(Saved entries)
╭──

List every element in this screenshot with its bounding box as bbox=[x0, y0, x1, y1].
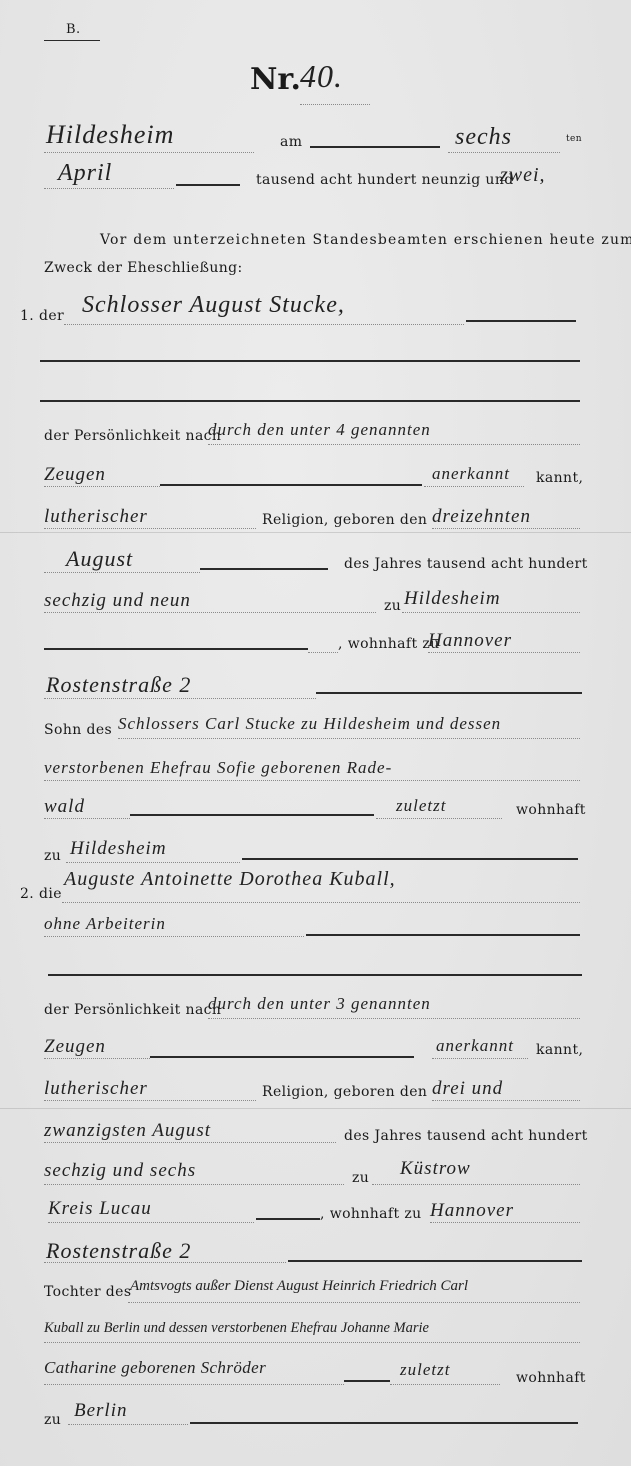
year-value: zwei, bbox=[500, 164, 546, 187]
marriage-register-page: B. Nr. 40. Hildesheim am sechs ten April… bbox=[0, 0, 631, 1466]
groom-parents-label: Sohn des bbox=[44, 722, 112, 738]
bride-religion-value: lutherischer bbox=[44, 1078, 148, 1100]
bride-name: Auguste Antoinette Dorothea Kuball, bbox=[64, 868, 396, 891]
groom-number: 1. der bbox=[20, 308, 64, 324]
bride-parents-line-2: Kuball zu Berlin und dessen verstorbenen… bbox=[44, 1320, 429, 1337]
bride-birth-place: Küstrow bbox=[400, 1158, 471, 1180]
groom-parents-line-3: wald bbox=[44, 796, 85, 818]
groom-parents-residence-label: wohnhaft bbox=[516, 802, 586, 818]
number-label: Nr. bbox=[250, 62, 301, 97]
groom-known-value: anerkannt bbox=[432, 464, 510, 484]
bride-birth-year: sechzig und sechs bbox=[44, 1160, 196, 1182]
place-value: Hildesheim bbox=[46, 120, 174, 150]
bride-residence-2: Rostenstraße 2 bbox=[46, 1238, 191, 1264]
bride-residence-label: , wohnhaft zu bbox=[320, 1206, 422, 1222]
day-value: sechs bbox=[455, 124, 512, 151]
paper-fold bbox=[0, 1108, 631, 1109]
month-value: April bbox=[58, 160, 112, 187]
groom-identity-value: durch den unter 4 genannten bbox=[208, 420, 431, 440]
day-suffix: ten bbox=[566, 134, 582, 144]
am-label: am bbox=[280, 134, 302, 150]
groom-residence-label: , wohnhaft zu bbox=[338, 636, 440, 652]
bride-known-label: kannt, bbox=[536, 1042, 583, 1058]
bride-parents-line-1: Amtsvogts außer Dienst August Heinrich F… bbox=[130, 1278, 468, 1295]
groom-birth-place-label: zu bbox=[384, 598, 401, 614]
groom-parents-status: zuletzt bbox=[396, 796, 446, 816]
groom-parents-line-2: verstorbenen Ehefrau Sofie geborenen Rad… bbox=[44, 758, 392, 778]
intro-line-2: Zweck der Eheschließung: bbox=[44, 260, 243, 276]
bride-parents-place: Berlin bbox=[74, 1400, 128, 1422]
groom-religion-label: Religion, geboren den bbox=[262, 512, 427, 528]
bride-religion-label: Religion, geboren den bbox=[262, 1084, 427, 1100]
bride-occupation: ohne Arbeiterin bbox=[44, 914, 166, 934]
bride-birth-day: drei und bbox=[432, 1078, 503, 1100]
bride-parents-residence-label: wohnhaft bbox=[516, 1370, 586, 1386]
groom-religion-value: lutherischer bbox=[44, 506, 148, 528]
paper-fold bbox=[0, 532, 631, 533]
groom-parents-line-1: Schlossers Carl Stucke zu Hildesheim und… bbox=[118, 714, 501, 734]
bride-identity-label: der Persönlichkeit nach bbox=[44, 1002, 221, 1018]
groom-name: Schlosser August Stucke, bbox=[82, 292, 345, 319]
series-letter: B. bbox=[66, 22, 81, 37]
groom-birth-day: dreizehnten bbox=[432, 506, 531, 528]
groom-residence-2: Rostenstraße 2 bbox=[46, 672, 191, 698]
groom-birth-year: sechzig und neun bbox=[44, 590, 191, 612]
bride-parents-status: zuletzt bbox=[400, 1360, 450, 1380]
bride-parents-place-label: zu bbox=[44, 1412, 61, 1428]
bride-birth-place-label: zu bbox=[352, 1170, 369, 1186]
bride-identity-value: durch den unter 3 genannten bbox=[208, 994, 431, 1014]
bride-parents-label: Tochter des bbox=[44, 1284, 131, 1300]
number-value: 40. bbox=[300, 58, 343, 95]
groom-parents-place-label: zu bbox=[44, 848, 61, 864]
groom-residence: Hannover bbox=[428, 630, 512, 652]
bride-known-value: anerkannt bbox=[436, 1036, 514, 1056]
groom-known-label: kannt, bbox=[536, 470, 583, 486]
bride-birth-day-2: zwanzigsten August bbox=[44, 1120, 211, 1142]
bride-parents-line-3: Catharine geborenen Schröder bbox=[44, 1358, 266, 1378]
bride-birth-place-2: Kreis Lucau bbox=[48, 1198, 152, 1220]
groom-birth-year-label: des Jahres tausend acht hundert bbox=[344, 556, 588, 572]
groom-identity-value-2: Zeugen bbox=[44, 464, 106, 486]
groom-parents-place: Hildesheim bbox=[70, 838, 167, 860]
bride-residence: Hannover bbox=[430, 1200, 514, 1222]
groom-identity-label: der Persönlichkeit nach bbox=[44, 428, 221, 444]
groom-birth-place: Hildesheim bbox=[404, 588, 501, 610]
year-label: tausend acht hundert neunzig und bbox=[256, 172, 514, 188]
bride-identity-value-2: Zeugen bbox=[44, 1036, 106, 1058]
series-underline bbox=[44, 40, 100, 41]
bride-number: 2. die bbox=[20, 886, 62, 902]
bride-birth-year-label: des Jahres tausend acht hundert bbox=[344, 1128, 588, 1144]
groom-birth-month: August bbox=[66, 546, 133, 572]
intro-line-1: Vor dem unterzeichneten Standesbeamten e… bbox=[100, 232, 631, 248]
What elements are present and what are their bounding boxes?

╰──

Edit the items above by replacing "Zeugen" with "Trauzeugen" and keep everything else the same. Leave the pictures out of your answer.

List every element in this screenshot with its bounding box as bbox=[x0, y0, x1, y1].
year-value: zwei, bbox=[500, 164, 546, 187]
marriage-register-page: B. Nr. 40. Hildesheim am sechs ten April… bbox=[0, 0, 631, 1466]
groom-parents-label: Sohn des bbox=[44, 722, 112, 738]
bride-religion-value: lutherischer bbox=[44, 1078, 148, 1100]
bride-name: Auguste Antoinette Dorothea Kuball, bbox=[64, 868, 396, 891]
groom-number: 1. der bbox=[20, 308, 64, 324]
bride-parents-line-2: Kuball zu Berlin und dessen verstorbenen… bbox=[44, 1320, 429, 1337]
bride-birth-place: Küstrow bbox=[400, 1158, 471, 1180]
groom-parents-line-3: wald bbox=[44, 796, 85, 818]
groom-parents-residence-label: wohnhaft bbox=[516, 802, 586, 818]
number-label: Nr. bbox=[250, 62, 301, 97]
groom-known-value: anerkannt bbox=[432, 464, 510, 484]
bride-birth-year: sechzig und sechs bbox=[44, 1160, 196, 1182]
place-value: Hildesheim bbox=[46, 120, 174, 150]
bride-residence-2: Rostenstraße 2 bbox=[46, 1238, 191, 1264]
bride-residence-label: , wohnhaft zu bbox=[320, 1206, 422, 1222]
day-value: sechs bbox=[455, 124, 512, 151]
paper-fold bbox=[0, 1108, 631, 1109]
month-value: April bbox=[58, 160, 112, 187]
groom-identity-value: durch den unter 4 genannten bbox=[208, 420, 431, 440]
day-suffix: ten bbox=[566, 134, 582, 144]
am-label: am bbox=[280, 134, 302, 150]
groom-residence-label: , wohnhaft zu bbox=[338, 636, 440, 652]
bride-known-label: kannt, bbox=[536, 1042, 583, 1058]
bride-parents-line-1: Amtsvogts außer Dienst August Heinrich F… bbox=[130, 1278, 468, 1295]
groom-birth-place-label: zu bbox=[384, 598, 401, 614]
groom-parents-status: zuletzt bbox=[396, 796, 446, 816]
groom-parents-line-2: verstorbenen Ehefrau Sofie geborenen Rad… bbox=[44, 758, 392, 778]
intro-line-2: Zweck der Eheschließung: bbox=[44, 260, 243, 276]
bride-parents-place: Berlin bbox=[74, 1400, 128, 1422]
groom-religion-label: Religion, geboren den bbox=[262, 512, 427, 528]
bride-religion-label: Religion, geboren den bbox=[262, 1084, 427, 1100]
bride-occupation: ohne Arbeiterin bbox=[44, 914, 166, 934]
bride-birth-day: drei und bbox=[432, 1078, 503, 1100]
bride-parents-residence-label: wohnhaft bbox=[516, 1370, 586, 1386]
groom-religion-value: lutherischer bbox=[44, 506, 148, 528]
paper-fold bbox=[0, 532, 631, 533]
groom-parents-line-1: Schlossers Carl Stucke zu Hildesheim und… bbox=[118, 714, 501, 734]
bride-identity-label: der Persönlichkeit nach bbox=[44, 1002, 221, 1018]
groom-name: Schlosser August Stucke, bbox=[82, 292, 345, 319]
series-letter: B. bbox=[66, 22, 81, 37]
groom-birth-day: dreizehnten bbox=[432, 506, 531, 528]
groom-residence-2: Rostenstraße 2 bbox=[46, 672, 191, 698]
groom-birth-year: sechzig und neun bbox=[44, 590, 191, 612]
bride-parents-status: zuletzt bbox=[400, 1360, 450, 1380]
bride-parents-place-label: zu bbox=[44, 1412, 61, 1428]
bride-birth-place-label: zu bbox=[352, 1170, 369, 1186]
bride-identity-value: durch den unter 3 genannten bbox=[208, 994, 431, 1014]
bride-parents-label: Tochter des bbox=[44, 1284, 131, 1300]
number-value: 40. bbox=[300, 58, 343, 95]
groom-parents-place-label: zu bbox=[44, 848, 61, 864]
groom-residence: Hannover bbox=[428, 630, 512, 652]
bride-known-value: anerkannt bbox=[436, 1036, 514, 1056]
groom-known-label: kannt, bbox=[536, 470, 583, 486]
bride-birth-day-2: zwanzigsten August bbox=[44, 1120, 211, 1142]
bride-parents-line-3: Catharine geborenen Schröder bbox=[44, 1358, 266, 1378]
bride-birth-place-2: Kreis Lucau bbox=[48, 1198, 152, 1220]
groom-birth-year-label: des Jahres tausend acht hundert bbox=[344, 556, 588, 572]
groom-identity-value-2: Trauzeugen bbox=[44, 464, 106, 486]
groom-parents-place: Hildesheim bbox=[70, 838, 167, 860]
bride-residence: Hannover bbox=[430, 1200, 514, 1222]
groom-identity-label: der Persönlichkeit nach bbox=[44, 428, 221, 444]
groom-birth-place: Hildesheim bbox=[404, 588, 501, 610]
year-label: tausend acht hundert neunzig und bbox=[256, 172, 514, 188]
bride-identity-value-2: Trauzeugen bbox=[44, 1036, 106, 1058]
series-underline bbox=[44, 40, 100, 41]
bride-number: 2. die bbox=[20, 886, 62, 902]
bride-birth-year-label: des Jahres tausend acht hundert bbox=[344, 1128, 588, 1144]
groom-birth-month: August bbox=[66, 546, 133, 572]
intro-line-1: Vor dem unterzeichneten Standesbeamten e… bbox=[100, 232, 631, 248]
What elements are present and what are their bounding boxes?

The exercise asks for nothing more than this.